START DATA SUPPLIED
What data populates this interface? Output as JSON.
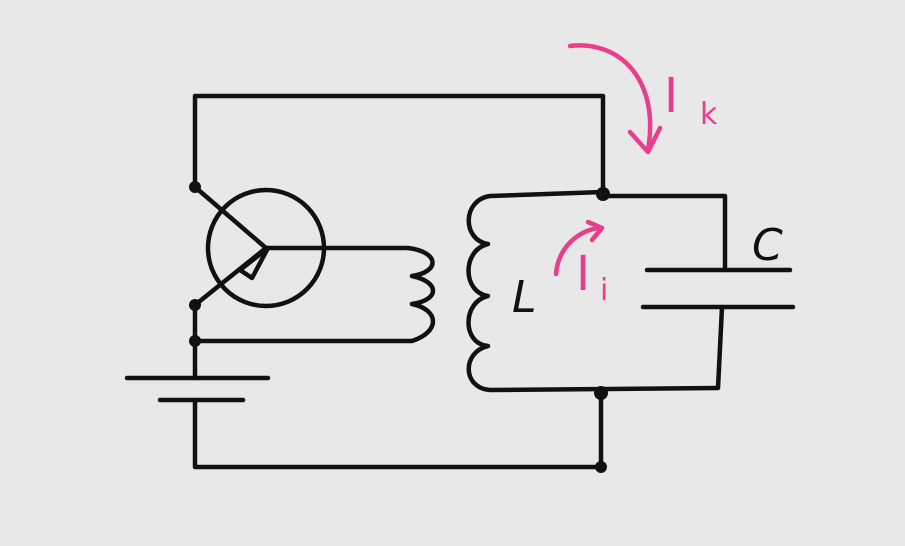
{
  "labels": {
    "inductor": "L",
    "capacitor": "C",
    "collector_current_main": "I",
    "collector_current_sub": "k",
    "loop_current_main": "I",
    "loop_current_sub": "i"
  },
  "colors": {
    "background": "#e8e8e8",
    "wire": "#111111",
    "current_annotation": "#e83e8c"
  }
}
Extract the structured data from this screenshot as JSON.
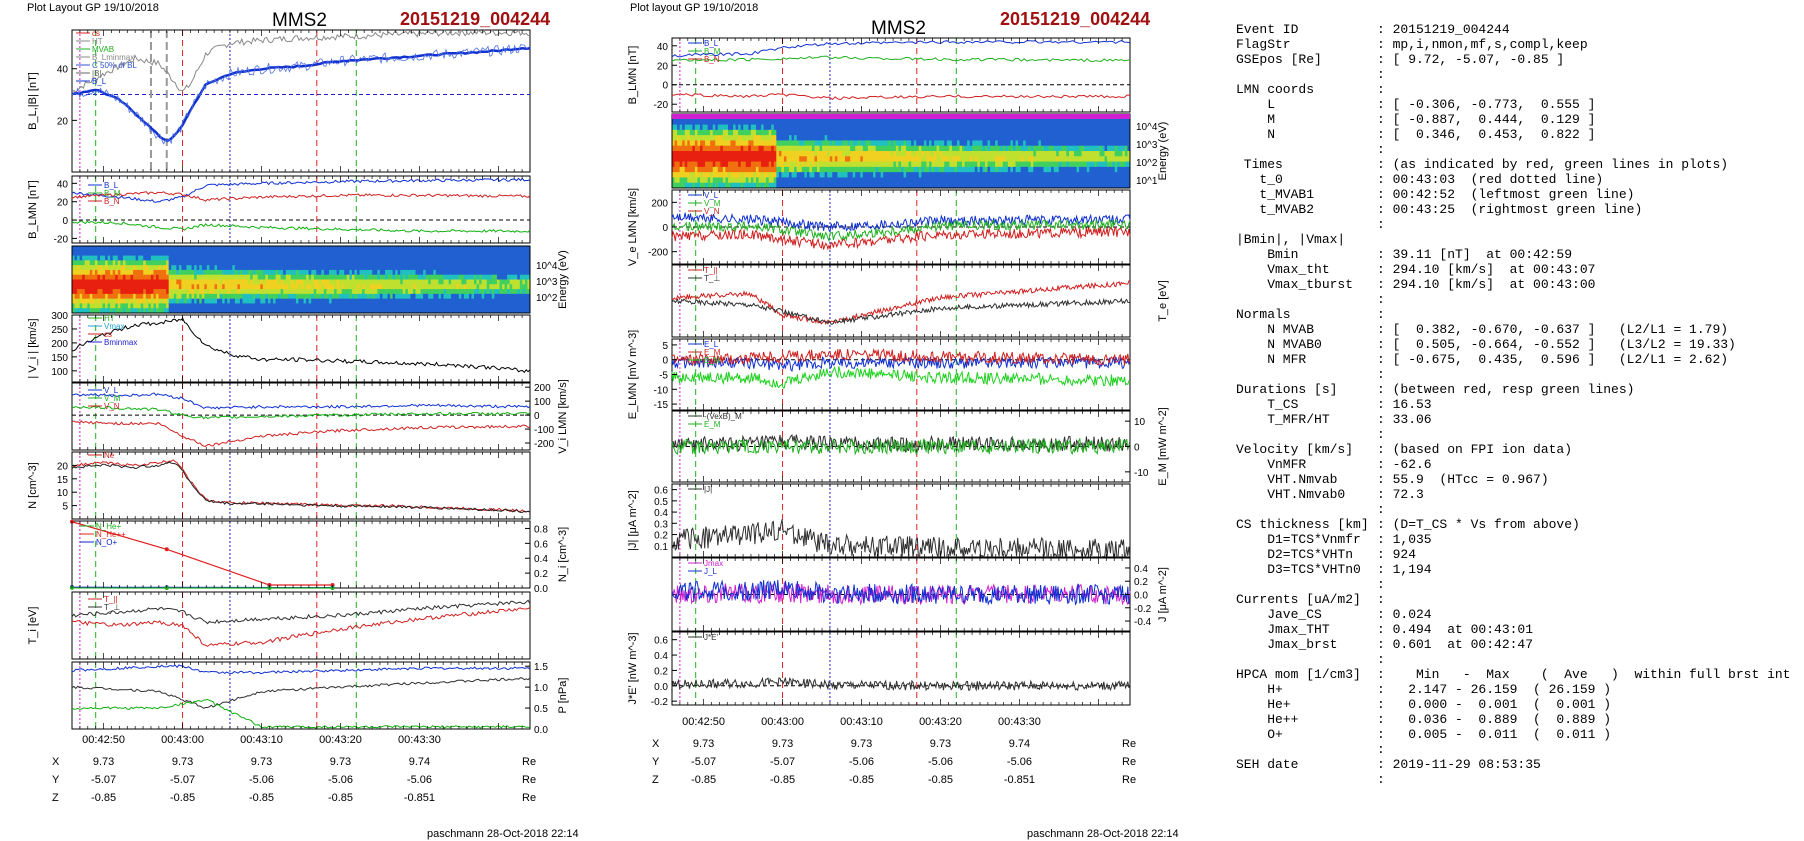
{
  "left_plot": {
    "layout_label": "Plot Layout GP 19/10/2018",
    "title": "MMS2",
    "event": "20151219_004244",
    "footer": "paschmann 28-Oct-2018 22:14",
    "time_ticks": [
      "00:42:50",
      "00:43:00",
      "00:43:10",
      "00:43:20",
      "00:43:30"
    ],
    "coords": {
      "rows": [
        {
          "label": "X",
          "values": [
            "9.73",
            "9.73",
            "9.73",
            "9.73",
            "9.74"
          ],
          "unit": "Re"
        },
        {
          "label": "Y",
          "values": [
            "-5.07",
            "-5.07",
            "-5.06",
            "-5.06",
            "-5.06"
          ],
          "unit": "Re"
        },
        {
          "label": "Z",
          "values": [
            "-0.85",
            "-0.85",
            "-0.85",
            "-0.85",
            "-0.851"
          ],
          "unit": "Re"
        }
      ]
    }
  },
  "right_plot": {
    "layout_label": "Plot layout GP 19/10/2018",
    "title": "MMS2",
    "event": "20151219_004244",
    "footer": "paschmann 28-Oct-2018 22:14",
    "time_ticks": [
      "00:42:50",
      "00:43:00",
      "00:43:10",
      "00:43:20",
      "00:43:30"
    ],
    "coords": {
      "rows": [
        {
          "label": "X",
          "values": [
            "9.73",
            "9.73",
            "9.73",
            "9.73",
            "9.74"
          ],
          "unit": "Re"
        },
        {
          "label": "Y",
          "values": [
            "-5.07",
            "-5.07",
            "-5.06",
            "-5.06",
            "-5.06"
          ],
          "unit": "Re"
        },
        {
          "label": "Z",
          "values": [
            "-0.85",
            "-0.85",
            "-0.85",
            "-0.85",
            "-0.851"
          ],
          "unit": "Re"
        }
      ]
    }
  },
  "chart_data": [
    {
      "type": "line",
      "ylabel": "B_L,|B| [nT]",
      "ylim": [
        0,
        55
      ],
      "yticks": [
        "20",
        "40"
      ],
      "legend": [
        "cs",
        "HT",
        "MVAB",
        "B_Lminmax",
        "C 50% of BL",
        "|B|",
        "B_L"
      ],
      "series": [
        {
          "name": "|B|",
          "color": "#888888",
          "x": [
            -14,
            -10,
            -6,
            -3,
            -1,
            0,
            1,
            3,
            6,
            10,
            15,
            25,
            35,
            43
          ],
          "y": [
            31,
            38,
            44,
            42,
            35,
            31,
            34,
            46,
            50,
            51,
            52,
            53,
            54,
            54
          ]
        },
        {
          "name": "B_L",
          "color": "#1030d0",
          "x": [
            -14,
            -11,
            -8,
            -5,
            -3,
            -2,
            -1,
            0,
            1,
            3,
            6,
            10,
            15,
            20,
            25,
            30,
            35,
            40,
            43
          ],
          "y": [
            30,
            32,
            28,
            20,
            14,
            12,
            14,
            18,
            24,
            34,
            38,
            40,
            41,
            43,
            44,
            45,
            46,
            47,
            48
          ]
        }
      ],
      "annotations": {
        "reference_line_y": 30,
        "t_0": 0,
        "t_MVAB1": -11,
        "t_MVAB2": 22
      }
    },
    {
      "type": "line",
      "ylabel": "B_LMN [nT]",
      "ylim": [
        -25,
        48
      ],
      "yticks": [
        "-20",
        "0",
        "20",
        "40"
      ],
      "legend": [
        "B_L",
        "B_M",
        "B_N"
      ],
      "series": [
        {
          "name": "B_L",
          "color": "#1030d0",
          "x": [
            -14,
            -8,
            -3,
            0,
            3,
            10,
            20,
            30,
            43
          ],
          "y": [
            30,
            25,
            20,
            25,
            38,
            40,
            42,
            43,
            44
          ]
        },
        {
          "name": "B_M",
          "color": "#d02020",
          "x": [
            -14,
            -8,
            -3,
            0,
            3,
            10,
            20,
            30,
            43
          ],
          "y": [
            25,
            28,
            30,
            28,
            22,
            25,
            27,
            27,
            26
          ]
        },
        {
          "name": "B_N",
          "color": "#10b010",
          "x": [
            -14,
            -8,
            -3,
            0,
            3,
            10,
            20,
            30,
            43
          ],
          "y": [
            -2,
            -3,
            -8,
            -10,
            -5,
            -8,
            -10,
            -12,
            -12
          ]
        }
      ]
    },
    {
      "type": "heatmap",
      "ylabel": "Energy (eV)",
      "yticks": [
        "10^2",
        "10^3",
        "10^4"
      ],
      "description_values": {
        "x_boundary_red_end": -2,
        "x_red_start": -14
      }
    },
    {
      "type": "line",
      "ylabel": "| V_i | [km/s]",
      "ylim": [
        60,
        300
      ],
      "yticks": [
        "100",
        "150",
        "200",
        "250",
        "300"
      ],
      "legend": [
        "HT",
        "Vmax",
        "cs",
        "Bminmax"
      ],
      "series": [
        {
          "name": "|V_i|",
          "color": "#000000",
          "x": [
            -14,
            -10,
            -6,
            -3,
            -1,
            0,
            1,
            3,
            6,
            10,
            15,
            20,
            25,
            30,
            35,
            40,
            43
          ],
          "y": [
            175,
            230,
            265,
            270,
            280,
            285,
            250,
            190,
            160,
            140,
            140,
            135,
            130,
            125,
            120,
            110,
            100
          ]
        }
      ]
    },
    {
      "type": "line",
      "ylabel": "V_i LMN [km/s]",
      "ylim": [
        -250,
        230
      ],
      "yticks": [
        "-200",
        "-100",
        "0",
        "100",
        "200"
      ],
      "legend": [
        "V_L",
        "V_M",
        "V_N"
      ],
      "series": [
        {
          "name": "V_L",
          "color": "#1030d0",
          "x": [
            -14,
            -8,
            -3,
            0,
            3,
            10,
            20,
            30,
            43
          ],
          "y": [
            150,
            140,
            150,
            120,
            50,
            60,
            60,
            70,
            60
          ]
        },
        {
          "name": "V_M",
          "color": "#10b010",
          "x": [
            -14,
            -8,
            -3,
            0,
            3,
            10,
            20,
            30,
            43
          ],
          "y": [
            60,
            50,
            40,
            0,
            -20,
            -10,
            0,
            10,
            10
          ]
        },
        {
          "name": "V_N",
          "color": "#d02020",
          "x": [
            -14,
            -8,
            -3,
            0,
            3,
            10,
            20,
            30,
            43
          ],
          "y": [
            -50,
            -60,
            -60,
            -150,
            -220,
            -150,
            -110,
            -90,
            -80
          ]
        }
      ]
    },
    {
      "type": "line",
      "ylabel": "N [cm^-3]",
      "ylim": [
        0,
        25
      ],
      "yticks": [
        "5",
        "10",
        "15",
        "20"
      ],
      "legend": [
        "Ne"
      ],
      "series": [
        {
          "name": "Ne",
          "color": "#d02020",
          "x": [
            -14,
            -10,
            -6,
            -3,
            -1,
            0,
            1,
            3,
            6,
            10,
            15,
            20,
            25,
            30,
            35,
            40,
            43
          ],
          "y": [
            20,
            21,
            20,
            21,
            22,
            19,
            14,
            7,
            6,
            6,
            5.5,
            5,
            5,
            4.5,
            4,
            3.5,
            3
          ]
        }
      ]
    },
    {
      "type": "line",
      "ylabel": "N_i [cm^-3]",
      "ylim": [
        0,
        0.9
      ],
      "yticks": [
        "0.0",
        "0.2",
        "0.4",
        "0.6",
        "0.8"
      ],
      "legend": [
        "N_He+",
        "N_He++",
        "N_O+"
      ],
      "series": [
        {
          "name": "N_He++",
          "color": "#e02020",
          "x": [
            -14,
            -2,
            11,
            19
          ],
          "y": [
            0.89,
            0.52,
            0.04,
            0.04
          ]
        },
        {
          "name": "N_O+",
          "color": "#1020d0",
          "x": [
            -14,
            -2,
            11,
            19
          ],
          "y": [
            0.011,
            0.008,
            0.006,
            0.005
          ]
        },
        {
          "name": "N_He+",
          "color": "#20b020",
          "x": [
            -14,
            -2,
            11,
            19
          ],
          "y": [
            0.001,
            0.0,
            0.0,
            0.0
          ]
        }
      ]
    },
    {
      "type": "line",
      "ylabel": "T_i [eV]",
      "legend": [
        "T_||",
        "T_⊥"
      ],
      "series": [
        {
          "name": "T_||",
          "color": "#d02020",
          "x": [
            -14,
            -8,
            -3,
            0,
            3,
            10,
            20,
            30,
            43
          ],
          "y": [
            0.55,
            0.5,
            0.55,
            0.5,
            0.2,
            0.25,
            0.45,
            0.6,
            0.75
          ]
        },
        {
          "name": "T_⊥",
          "color": "#303030",
          "x": [
            -14,
            -8,
            -3,
            0,
            3,
            10,
            20,
            30,
            43
          ],
          "y": [
            0.65,
            0.7,
            0.75,
            0.7,
            0.55,
            0.6,
            0.65,
            0.75,
            0.85
          ]
        }
      ]
    },
    {
      "type": "line",
      "ylabel": "P [nPa]",
      "ylim": [
        0,
        1.6
      ],
      "yticks": [
        "0.0",
        "0.5",
        "1.0",
        "1.5"
      ],
      "series": [
        {
          "name": "P_total",
          "color": "#1030d0",
          "x": [
            -14,
            -8,
            -3,
            0,
            3,
            10,
            20,
            30,
            43
          ],
          "y": [
            1.4,
            1.45,
            1.5,
            1.5,
            1.35,
            1.35,
            1.4,
            1.45,
            1.45
          ]
        },
        {
          "name": "P_th",
          "color": "#303030",
          "x": [
            -14,
            -8,
            -3,
            0,
            3,
            10,
            20,
            30,
            43
          ],
          "y": [
            1.0,
            0.95,
            0.9,
            0.7,
            0.5,
            0.9,
            1.0,
            1.1,
            1.2
          ]
        },
        {
          "name": "P_B",
          "color": "#10b010",
          "x": [
            -14,
            -8,
            -3,
            0,
            3,
            10,
            20,
            30,
            43
          ],
          "y": [
            0.5,
            0.5,
            0.5,
            0.6,
            0.7,
            0.05,
            0.05,
            0.05,
            0.05
          ]
        }
      ]
    }
  ],
  "info": {
    "rows": [
      {
        "k": "Event ID",
        "v": ": 20151219_004244"
      },
      {
        "k": "FlagStr",
        "v": ": mp,i,nmon,mf,s,compl,keep"
      },
      {
        "k": "GSEpos [Re]",
        "v": ": [ 9.72, -5.07, -0.85 ]"
      },
      {
        "k": "",
        "v": ":"
      },
      {
        "k": "LMN coords",
        "v": ":"
      },
      {
        "k": "    L",
        "v": ": [ -0.306, -0.773,  0.555 ]"
      },
      {
        "k": "    M",
        "v": ": [ -0.887,  0.444,  0.129 ]"
      },
      {
        "k": "    N",
        "v": ": [  0.346,  0.453,  0.822 ]"
      },
      {
        "k": "",
        "v": ":"
      },
      {
        "k": " Times",
        "v": ": (as indicated by red, green lines in plots)"
      },
      {
        "k": "   t_0",
        "v": ": 00:43:03  (red dotted line)"
      },
      {
        "k": "   t_MVAB1",
        "v": ": 00:42:52  (leftmost green line)"
      },
      {
        "k": "   t_MVAB2",
        "v": ": 00:43:25  (rightmost green line)"
      },
      {
        "k": "",
        "v": ":"
      },
      {
        "k": "|Bmin|, |Vmax|",
        "v": ""
      },
      {
        "k": "    Bmin",
        "v": ": 39.11 [nT]  at 00:42:59"
      },
      {
        "k": "    Vmax_tht",
        "v": ": 294.10 [km/s]  at 00:43:07"
      },
      {
        "k": "    Vmax_tburst",
        "v": ": 294.10 [km/s]  at 00:43:00"
      },
      {
        "k": "",
        "v": ":"
      },
      {
        "k": "Normals",
        "v": ":"
      },
      {
        "k": "    N MVAB",
        "v": ": [  0.382, -0.670, -0.637 ]   (L2/L1 = 1.79)"
      },
      {
        "k": "    N MVAB0",
        "v": ": [  0.505, -0.664, -0.552 ]   (L3/L2 = 19.33)"
      },
      {
        "k": "    N MFR",
        "v": ": [ -0.675,  0.435,  0.596 ]   (L2/L1 = 2.62)"
      },
      {
        "k": "",
        "v": ":"
      },
      {
        "k": "Durations [s]",
        "v": ": (between red, resp green lines)"
      },
      {
        "k": "    T_CS",
        "v": ": 16.53"
      },
      {
        "k": "    T_MFR/HT",
        "v": ": 33.06"
      },
      {
        "k": "",
        "v": ":"
      },
      {
        "k": "Velocity [km/s]",
        "v": ": (based on FPI ion data)"
      },
      {
        "k": "    VnMFR",
        "v": ": -62.6"
      },
      {
        "k": "    VHT.Nmvab",
        "v": ": 55.9  (HTcc = 0.967)"
      },
      {
        "k": "    VHT.Nmvab0",
        "v": ": 72.3"
      },
      {
        "k": "",
        "v": ":"
      },
      {
        "k": "CS thickness [km]",
        "v": ": (D=T_CS * Vs from above)"
      },
      {
        "k": "    D1=TCS*Vnmfr",
        "v": ": 1,035"
      },
      {
        "k": "    D2=TCS*VHTn",
        "v": ": 924"
      },
      {
        "k": "    D3=TCS*VHTn0",
        "v": ": 1,194"
      },
      {
        "k": "",
        "v": ":"
      },
      {
        "k": "Currents [uA/m2]",
        "v": ":"
      },
      {
        "k": "    Jave_CS",
        "v": ": 0.024"
      },
      {
        "k": "    Jmax_THT",
        "v": ": 0.494  at 00:43:01"
      },
      {
        "k": "    Jmax_brst",
        "v": ": 0.601  at 00:42:47"
      },
      {
        "k": "",
        "v": ":"
      },
      {
        "k": "HPCA mom [1/cm3]",
        "v": ":    Min   -  Max    (  Ave   )  within full brst int"
      },
      {
        "k": "    H+",
        "v": ":   2.147 - 26.159  ( 26.159 )"
      },
      {
        "k": "    He+",
        "v": ":   0.000 -  0.001  (  0.001 )"
      },
      {
        "k": "    He++",
        "v": ":   0.036 -  0.889  (  0.889 )"
      },
      {
        "k": "    O+",
        "v": ":   0.005 -  0.011  (  0.011 )"
      },
      {
        "k": "",
        "v": ":"
      },
      {
        "k": "SEH date",
        "v": ": 2019-11-29 08:53:35"
      },
      {
        "k": "",
        "v": ":"
      }
    ]
  },
  "right_panels": {
    "ylabels": [
      "B_LMN [nT]",
      "Energy (eV)",
      "V_e LMN [km/s]",
      "T_e [eV]",
      "E_LMN [mV m^-3]",
      "E_M [mW m^-2]",
      "|J| [μA m^-2]",
      "J [μA m^-2]",
      "J*E' [nW m^-3]"
    ],
    "legends": [
      [
        "B_L",
        "B_M",
        "B_N"
      ],
      [],
      [
        "V_L",
        "V_M",
        "V_N"
      ],
      [
        "T_||",
        "T_⊥"
      ],
      [
        "E_L",
        "E_M",
        "E_N"
      ],
      [
        "-(VexB)_M",
        "E_M"
      ],
      [
        "|J|"
      ],
      [
        "Jmax",
        "J_L"
      ],
      [
        "J*E'"
      ]
    ],
    "yticks": [
      [
        "-20",
        "0",
        "20",
        "40"
      ],
      [
        "10^1",
        "10^2",
        "10^3",
        "10^4"
      ],
      [
        "-200",
        "0",
        "200"
      ],
      [],
      [
        "-15",
        "-10",
        "-5",
        "0",
        "5"
      ],
      [
        "-10",
        "0",
        "10"
      ],
      [
        "0.1",
        "0.2",
        "0.3",
        "0.4",
        "0.5",
        "0.6"
      ],
      [
        "-0.4",
        "-0.2",
        "0.0",
        "0.2",
        "0.4"
      ],
      [
        "-0.2",
        "0.0",
        "0.2",
        "0.4",
        "0.6"
      ]
    ]
  }
}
END DATA SUPPLIED
STATED GOAL -
In the lines above, find each one with "this" and list it.

PROBLEM SOLUTION -
What data populates this interface? Output as JSON.
Extract the structured data from this screenshot as JSON.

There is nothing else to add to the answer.